#### [Records contained in a dataset]
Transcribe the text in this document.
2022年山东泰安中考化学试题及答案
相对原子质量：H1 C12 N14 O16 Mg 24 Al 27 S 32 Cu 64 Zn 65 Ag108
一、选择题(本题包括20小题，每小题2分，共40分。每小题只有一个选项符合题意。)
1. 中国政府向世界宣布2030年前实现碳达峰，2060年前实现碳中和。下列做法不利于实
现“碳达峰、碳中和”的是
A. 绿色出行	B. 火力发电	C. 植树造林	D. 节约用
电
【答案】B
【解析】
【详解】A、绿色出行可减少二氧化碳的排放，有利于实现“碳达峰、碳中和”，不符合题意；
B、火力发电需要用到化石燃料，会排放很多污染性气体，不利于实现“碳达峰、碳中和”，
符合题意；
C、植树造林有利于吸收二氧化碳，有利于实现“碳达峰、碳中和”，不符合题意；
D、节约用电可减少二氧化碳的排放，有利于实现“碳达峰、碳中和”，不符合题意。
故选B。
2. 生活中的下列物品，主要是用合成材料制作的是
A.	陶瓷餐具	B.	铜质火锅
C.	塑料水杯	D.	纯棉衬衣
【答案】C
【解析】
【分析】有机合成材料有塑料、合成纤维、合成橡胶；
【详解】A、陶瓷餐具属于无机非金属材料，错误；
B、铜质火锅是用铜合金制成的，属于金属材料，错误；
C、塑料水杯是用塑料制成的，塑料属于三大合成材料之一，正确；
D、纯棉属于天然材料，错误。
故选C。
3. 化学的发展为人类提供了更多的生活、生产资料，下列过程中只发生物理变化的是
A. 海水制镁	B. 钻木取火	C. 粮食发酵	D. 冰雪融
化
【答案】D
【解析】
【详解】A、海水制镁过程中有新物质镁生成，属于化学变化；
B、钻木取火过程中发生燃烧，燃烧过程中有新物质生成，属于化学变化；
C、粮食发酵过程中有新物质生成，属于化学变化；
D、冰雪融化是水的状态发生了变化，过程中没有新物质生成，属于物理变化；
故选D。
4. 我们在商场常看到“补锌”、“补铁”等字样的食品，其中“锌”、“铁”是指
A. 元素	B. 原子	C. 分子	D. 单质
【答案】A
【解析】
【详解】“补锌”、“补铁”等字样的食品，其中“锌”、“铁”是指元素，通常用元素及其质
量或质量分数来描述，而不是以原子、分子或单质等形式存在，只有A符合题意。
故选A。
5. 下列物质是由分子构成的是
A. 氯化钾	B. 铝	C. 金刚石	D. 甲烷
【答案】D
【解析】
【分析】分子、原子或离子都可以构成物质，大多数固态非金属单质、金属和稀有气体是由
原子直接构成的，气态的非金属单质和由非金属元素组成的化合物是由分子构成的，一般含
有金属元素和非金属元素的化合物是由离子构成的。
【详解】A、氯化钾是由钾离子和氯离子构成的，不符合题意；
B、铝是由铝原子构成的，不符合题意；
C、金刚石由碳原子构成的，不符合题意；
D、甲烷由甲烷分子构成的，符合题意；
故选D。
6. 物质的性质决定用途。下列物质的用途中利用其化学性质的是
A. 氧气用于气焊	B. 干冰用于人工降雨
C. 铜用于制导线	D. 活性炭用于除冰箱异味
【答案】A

#### [TASK BRIEF]
Recopy the entries above in their entirety, exactly.

#### [OUTPUT BELOW]
Transcribe the text in this document.
2022年山东泰安中考化学试题及答案
相对原子质量：H1 C12 N14 O16 Mg 24 Al 27 S 32 Cu 64 Zn 65 Ag108
一、选择题(本题包括20小题，每小题2分，共40分。每小题只有一个选项符合题意。)
1. 中国政府向世界宣布2030年前实现碳达峰，2060年前实现碳中和。下列做法不利于实
现“碳达峰、碳中和”的是
A. 绿色出行	B. 火力发电	C. 植树造林	D. 节约用
电
【答案】B
【解析】
【详解】A、绿色出行可减少二氧化碳的排放，有利于实现“碳达峰、碳中和”，不符合题意；
B、火力发电需要用到化石燃料，会排放很多污染性气体，不利于实现“碳达峰、碳中和”，
符合题意；
C、植树造林有利于吸收二氧化碳，有利于实现“碳达峰、碳中和”，不符合题意；
D、节约用电可减少二氧化碳的排放，有利于实现“碳达峰、碳中和”，不符合题意。
故选B。
2. 生活中的下列物品，主要是用合成材料制作的是
A.	陶瓷餐具	B.	铜质火锅
C.	塑料水杯	D.	纯棉衬衣
【答案】C
【解析】
【分析】有机合成材料有塑料、合成纤维、合成橡胶；
【详解】A、陶瓷餐具属于无机非金属材料，错误；
B、铜质火锅是用铜合金制成的，属于金属材料，错误；
C、塑料水杯是用塑料制成的，塑料属于三大合成材料之一，正确；
D、纯棉属于天然材料，错误。
故选C。
3. 化学的发展为人类提供了更多的生活、生产资料，下列过程中只发生物理变化的是
A. 海水制镁	B. 钻木取火	C. 粮食发酵	D. 冰雪融
化
【答案】D
【解析】
【详解】A、海水制镁过程中有新物质镁生成，属于化学变化；
B、钻木取火过程中发生燃烧，燃烧过程中有新物质生成，属于化学变化；
C、粮食发酵过程中有新物质生成，属于化学变化；
D、冰雪融化是水的状态发生了变化，过程中没有新物质生成，属于物理变化；
故选D。
4. 我们在商场常看到“补锌”、“补铁”等字样的食品，其中“锌”、“铁”是指
A. 元素	B. 原子	C. 分子	D. 单质
【答案】A
【解析】
【详解】“补锌”、“补铁”等字样的食品，其中“锌”、“铁”是指元素，通常用元素及其质
量或质量分数来描述，而不是以原子、分子或单质等形式存在，只有A符合题意。
故选A。
5. 下列物质是由分子构成的是
A. 氯化钾	B. 铝	C. 金刚石	D. 甲烷
【答案】D
【解析】
【分析】分子、原子或离子都可以构成物质，大多数固态非金属单质、金属和稀有气体是由
原子直接构成的，气态的非金属单质和由非金属元素组成的化合物是由分子构成的，一般含
有金属元素和非金属元素的化合物是由离子构成的。
【详解】A、氯化钾是由钾离子和氯离子构成的，不符合题意；
B、铝是由铝原子构成的，不符合题意；
C、金刚石由碳原子构成的，不符合题意；
D、甲烷由甲烷分子构成的，符合题意；
故选D。
6. 物质的性质决定用途。下列物质的用途中利用其化学性质的是
A. 氧气用于气焊	B. 干冰用于人工降雨
C. 铜用于制导线	D. 活性炭用于除冰箱异味
【答案】A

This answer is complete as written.